**Job**
Go through the lines below. Copy those with "Hernán".

**Raw records**
※
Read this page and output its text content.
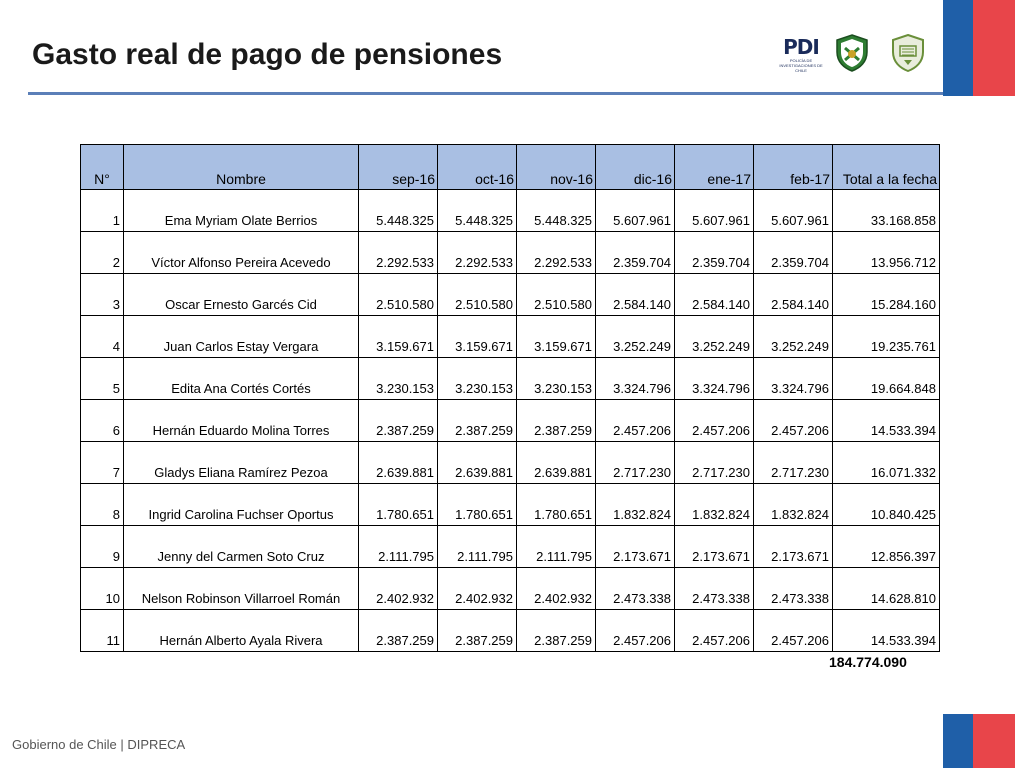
Gasto real de pago de pensiones	PDI
POLICÍA DE INVESTIGACIONES DE CHILE
N°	Nombre	sep-16	oct-16	nov-16	dic-16	ene-17	feb-17	Total a la fecha
1	Ema Myriam Olate Berrios	5.448.325	5.448.325	5.448.325	5.607.961	5.607.961	5.607.961	33.168.858
2	Víctor Alfonso Pereira Acevedo	2.292.533	2.292.533	2.292.533	2.359.704	2.359.704	2.359.704	13.956.712
3	Oscar Ernesto Garcés Cid	2.510.580	2.510.580	2.510.580	2.584.140	2.584.140	2.584.140	15.284.160
4	Juan Carlos Estay Vergara	3.159.671	3.159.671	3.159.671	3.252.249	3.252.249	3.252.249	19.235.761
5	Edita Ana Cortés Cortés	3.230.153	3.230.153	3.230.153	3.324.796	3.324.796	3.324.796	19.664.848
6	Hernán Eduardo Molina Torres	2.387.259	2.387.259	2.387.259	2.457.206	2.457.206	2.457.206	14.533.394
7	Gladys Eliana Ramírez Pezoa	2.639.881	2.639.881	2.639.881	2.717.230	2.717.230	2.717.230	16.071.332
8	Ingrid Carolina Fuchser Oportus	1.780.651	1.780.651	1.780.651	1.832.824	1.832.824	1.832.824	10.840.425
9	Jenny del Carmen Soto Cruz	2.111.795	2.111.795	2.111.795	2.173.671	2.173.671	2.173.671	12.856.397
10	Nelson Robinson Villarroel Román	2.402.932	2.402.932	2.402.932	2.473.338	2.473.338	2.473.338	14.628.810
11	Hernán Alberto Ayala Rivera	2.387.259	2.387.259	2.387.259	2.457.206	2.457.206	2.457.206	14.533.394
184.774.090
Gobierno de Chile | DIPRECA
※
**Solution to the problem**
6	Hernán Eduardo Molina Torres	2.387.259	2.387.259	2.387.259	2.457.206	2.457.206	2.457.206	14.533.394
11	Hernán Alberto Ayala Rivera	2.387.259	2.387.259	2.387.259	2.457.206	2.457.206	2.457.206	14.533.394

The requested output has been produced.